━━━━━ Records for this exercise ━━━━━

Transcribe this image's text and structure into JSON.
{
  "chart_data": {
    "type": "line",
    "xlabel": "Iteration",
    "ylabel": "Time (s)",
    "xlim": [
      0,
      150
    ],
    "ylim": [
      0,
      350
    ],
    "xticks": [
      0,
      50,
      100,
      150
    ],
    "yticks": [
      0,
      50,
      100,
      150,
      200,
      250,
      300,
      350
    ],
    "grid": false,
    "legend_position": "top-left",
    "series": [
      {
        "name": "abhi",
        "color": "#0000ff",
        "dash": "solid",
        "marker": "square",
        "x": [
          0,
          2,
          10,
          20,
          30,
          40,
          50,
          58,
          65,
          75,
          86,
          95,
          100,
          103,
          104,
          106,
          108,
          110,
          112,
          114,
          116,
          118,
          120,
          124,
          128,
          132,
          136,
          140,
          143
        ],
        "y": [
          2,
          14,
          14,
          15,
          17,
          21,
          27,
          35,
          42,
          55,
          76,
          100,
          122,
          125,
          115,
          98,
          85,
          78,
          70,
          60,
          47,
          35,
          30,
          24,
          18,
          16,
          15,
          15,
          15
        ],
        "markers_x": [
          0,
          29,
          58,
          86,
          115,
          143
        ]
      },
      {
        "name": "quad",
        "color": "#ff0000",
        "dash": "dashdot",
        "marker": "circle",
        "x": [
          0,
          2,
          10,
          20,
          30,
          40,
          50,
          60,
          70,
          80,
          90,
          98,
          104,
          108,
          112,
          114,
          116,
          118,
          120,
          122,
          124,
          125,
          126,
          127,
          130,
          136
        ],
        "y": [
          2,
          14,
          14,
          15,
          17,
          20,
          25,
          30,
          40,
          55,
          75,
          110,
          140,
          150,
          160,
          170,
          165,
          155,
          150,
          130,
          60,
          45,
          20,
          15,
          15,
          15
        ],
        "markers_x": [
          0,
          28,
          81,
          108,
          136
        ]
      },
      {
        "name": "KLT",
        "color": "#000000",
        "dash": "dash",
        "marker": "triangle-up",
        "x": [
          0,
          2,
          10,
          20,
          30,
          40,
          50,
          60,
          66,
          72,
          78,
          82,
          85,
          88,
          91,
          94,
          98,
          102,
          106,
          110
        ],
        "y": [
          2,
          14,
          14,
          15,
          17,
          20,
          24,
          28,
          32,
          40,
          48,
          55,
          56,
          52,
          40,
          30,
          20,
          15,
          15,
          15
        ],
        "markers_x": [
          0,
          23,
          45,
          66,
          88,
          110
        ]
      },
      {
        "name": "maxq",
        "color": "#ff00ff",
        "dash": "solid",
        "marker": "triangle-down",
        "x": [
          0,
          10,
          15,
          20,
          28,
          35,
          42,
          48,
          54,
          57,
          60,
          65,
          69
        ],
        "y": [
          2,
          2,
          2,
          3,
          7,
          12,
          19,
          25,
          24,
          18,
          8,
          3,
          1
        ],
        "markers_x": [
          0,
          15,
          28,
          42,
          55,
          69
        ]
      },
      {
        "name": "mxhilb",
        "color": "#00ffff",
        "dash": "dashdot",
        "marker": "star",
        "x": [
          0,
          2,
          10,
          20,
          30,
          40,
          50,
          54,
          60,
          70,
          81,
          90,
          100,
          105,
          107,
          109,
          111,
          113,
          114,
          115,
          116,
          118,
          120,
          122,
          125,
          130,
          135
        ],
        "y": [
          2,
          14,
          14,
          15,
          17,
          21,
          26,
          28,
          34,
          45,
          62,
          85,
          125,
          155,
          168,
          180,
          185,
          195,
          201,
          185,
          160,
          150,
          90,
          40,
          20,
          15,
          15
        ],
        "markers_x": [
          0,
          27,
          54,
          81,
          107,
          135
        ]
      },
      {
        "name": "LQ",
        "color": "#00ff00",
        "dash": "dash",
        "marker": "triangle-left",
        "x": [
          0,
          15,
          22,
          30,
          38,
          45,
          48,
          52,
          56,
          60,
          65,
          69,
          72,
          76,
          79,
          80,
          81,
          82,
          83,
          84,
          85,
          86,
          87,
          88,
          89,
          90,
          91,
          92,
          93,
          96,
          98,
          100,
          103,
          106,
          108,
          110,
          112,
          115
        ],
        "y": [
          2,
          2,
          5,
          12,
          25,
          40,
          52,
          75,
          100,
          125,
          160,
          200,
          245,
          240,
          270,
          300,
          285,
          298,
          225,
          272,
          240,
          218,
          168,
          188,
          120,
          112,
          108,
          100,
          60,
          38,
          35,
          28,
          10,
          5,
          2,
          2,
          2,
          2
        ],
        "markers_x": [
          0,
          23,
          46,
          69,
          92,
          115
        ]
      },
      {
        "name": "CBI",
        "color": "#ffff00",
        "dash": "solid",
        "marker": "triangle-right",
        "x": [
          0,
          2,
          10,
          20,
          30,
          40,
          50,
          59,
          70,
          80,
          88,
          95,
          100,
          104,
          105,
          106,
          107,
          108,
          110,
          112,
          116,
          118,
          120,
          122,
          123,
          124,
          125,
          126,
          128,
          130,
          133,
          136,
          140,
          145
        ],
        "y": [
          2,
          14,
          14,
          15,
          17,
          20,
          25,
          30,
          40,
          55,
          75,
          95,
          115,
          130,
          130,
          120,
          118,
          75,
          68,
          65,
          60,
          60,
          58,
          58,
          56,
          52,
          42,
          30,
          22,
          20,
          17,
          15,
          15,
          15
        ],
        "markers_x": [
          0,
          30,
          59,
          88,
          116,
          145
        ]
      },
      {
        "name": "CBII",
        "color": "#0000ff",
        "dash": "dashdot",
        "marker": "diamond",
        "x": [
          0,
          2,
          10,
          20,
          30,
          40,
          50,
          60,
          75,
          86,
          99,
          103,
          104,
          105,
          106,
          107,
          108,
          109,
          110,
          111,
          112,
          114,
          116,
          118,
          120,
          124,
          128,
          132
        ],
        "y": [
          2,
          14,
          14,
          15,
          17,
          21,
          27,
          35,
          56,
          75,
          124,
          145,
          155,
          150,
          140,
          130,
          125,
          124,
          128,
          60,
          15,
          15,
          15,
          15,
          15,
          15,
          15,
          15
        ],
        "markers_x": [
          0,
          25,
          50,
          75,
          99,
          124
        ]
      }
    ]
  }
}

━━━━━

■ What the task requires
Go through the material and select each line with the string "color" in it.

■ Result for this exercise
        "color": "#0000ff",
        "color": "#ff0000",
        "color": "#000000",
        "color": "#ff00ff",
        "color": "#00ffff",
        "color": "#00ff00",
        "color": "#ffff00",
        "color": "#0000ff",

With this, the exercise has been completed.